→ **Stored items from a collection**:
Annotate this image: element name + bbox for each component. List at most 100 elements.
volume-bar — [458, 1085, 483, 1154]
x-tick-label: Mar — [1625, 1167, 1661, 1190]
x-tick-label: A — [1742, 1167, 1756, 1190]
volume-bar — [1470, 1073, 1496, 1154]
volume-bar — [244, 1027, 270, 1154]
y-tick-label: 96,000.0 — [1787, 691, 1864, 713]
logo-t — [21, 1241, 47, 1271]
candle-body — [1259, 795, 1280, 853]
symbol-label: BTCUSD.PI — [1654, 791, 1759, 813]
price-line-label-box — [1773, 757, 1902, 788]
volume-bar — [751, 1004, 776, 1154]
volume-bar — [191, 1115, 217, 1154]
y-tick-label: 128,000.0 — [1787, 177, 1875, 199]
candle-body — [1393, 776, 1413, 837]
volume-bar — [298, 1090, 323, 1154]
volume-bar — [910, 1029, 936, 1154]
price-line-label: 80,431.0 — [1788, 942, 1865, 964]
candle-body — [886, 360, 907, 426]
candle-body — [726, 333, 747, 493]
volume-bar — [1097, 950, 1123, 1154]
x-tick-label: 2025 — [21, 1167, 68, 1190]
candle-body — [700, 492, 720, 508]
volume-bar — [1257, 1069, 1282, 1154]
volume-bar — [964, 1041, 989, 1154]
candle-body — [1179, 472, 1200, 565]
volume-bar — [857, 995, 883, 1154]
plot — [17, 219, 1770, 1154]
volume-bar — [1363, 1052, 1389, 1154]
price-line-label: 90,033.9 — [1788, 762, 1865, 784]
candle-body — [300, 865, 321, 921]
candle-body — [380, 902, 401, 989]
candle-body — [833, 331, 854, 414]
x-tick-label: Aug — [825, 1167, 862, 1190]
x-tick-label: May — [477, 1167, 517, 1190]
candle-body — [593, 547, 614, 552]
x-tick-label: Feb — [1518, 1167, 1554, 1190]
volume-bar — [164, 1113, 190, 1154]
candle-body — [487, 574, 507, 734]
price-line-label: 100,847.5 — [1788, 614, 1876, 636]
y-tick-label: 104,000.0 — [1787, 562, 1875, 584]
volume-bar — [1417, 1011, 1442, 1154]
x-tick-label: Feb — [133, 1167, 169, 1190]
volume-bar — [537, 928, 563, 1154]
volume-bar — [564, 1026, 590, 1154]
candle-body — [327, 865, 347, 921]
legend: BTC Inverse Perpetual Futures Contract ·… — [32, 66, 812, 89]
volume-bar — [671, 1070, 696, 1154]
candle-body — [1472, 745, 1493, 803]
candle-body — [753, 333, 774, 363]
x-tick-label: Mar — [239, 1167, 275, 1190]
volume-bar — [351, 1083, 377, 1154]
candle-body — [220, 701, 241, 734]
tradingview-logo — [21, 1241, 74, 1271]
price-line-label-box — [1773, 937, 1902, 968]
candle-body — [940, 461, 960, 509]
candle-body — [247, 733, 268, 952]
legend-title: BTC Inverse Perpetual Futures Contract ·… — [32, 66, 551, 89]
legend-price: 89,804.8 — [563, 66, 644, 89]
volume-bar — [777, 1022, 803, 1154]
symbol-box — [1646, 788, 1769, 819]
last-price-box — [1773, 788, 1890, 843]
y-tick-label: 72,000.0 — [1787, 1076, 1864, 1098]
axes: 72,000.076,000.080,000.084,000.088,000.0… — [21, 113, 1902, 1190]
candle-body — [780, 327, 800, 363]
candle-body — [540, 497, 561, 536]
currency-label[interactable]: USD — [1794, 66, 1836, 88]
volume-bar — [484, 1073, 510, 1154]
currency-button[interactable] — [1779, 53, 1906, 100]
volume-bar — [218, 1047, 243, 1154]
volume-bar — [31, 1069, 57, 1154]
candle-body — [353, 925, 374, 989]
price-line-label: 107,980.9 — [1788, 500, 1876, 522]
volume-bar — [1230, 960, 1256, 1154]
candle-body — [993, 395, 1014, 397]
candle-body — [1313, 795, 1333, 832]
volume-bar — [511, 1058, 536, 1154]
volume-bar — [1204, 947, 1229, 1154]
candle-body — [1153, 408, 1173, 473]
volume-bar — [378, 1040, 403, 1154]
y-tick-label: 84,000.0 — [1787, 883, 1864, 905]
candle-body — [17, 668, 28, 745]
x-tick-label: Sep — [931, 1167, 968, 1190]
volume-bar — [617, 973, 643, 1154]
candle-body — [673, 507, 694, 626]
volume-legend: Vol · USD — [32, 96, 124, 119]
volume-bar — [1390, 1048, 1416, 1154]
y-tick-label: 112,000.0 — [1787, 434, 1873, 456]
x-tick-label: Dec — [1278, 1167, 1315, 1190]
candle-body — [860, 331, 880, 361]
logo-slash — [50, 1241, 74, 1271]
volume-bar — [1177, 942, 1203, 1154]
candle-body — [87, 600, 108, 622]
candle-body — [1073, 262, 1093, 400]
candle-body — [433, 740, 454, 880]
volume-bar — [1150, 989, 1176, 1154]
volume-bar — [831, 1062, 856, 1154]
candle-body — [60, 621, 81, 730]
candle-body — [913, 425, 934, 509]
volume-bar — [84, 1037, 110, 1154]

→ **Work instructions**: Please copy the listing word for word, from its first line through the line containing "price-line-label-box — [1773, 757, 1902, 788]", including both of those lines.

→ **Result below**:
Annotate this image: element name + bbox for each component. List at most 100 elements.
volume-bar — [458, 1085, 483, 1154]
x-tick-label: Mar — [1625, 1167, 1661, 1190]
x-tick-label: A — [1742, 1167, 1756, 1190]
volume-bar — [1470, 1073, 1496, 1154]
volume-bar — [244, 1027, 270, 1154]
y-tick-label: 96,000.0 — [1787, 691, 1864, 713]
logo-t — [21, 1241, 47, 1271]
candle-body — [1259, 795, 1280, 853]
symbol-label: BTCUSD.PI — [1654, 791, 1759, 813]
price-line-label-box — [1773, 757, 1902, 788]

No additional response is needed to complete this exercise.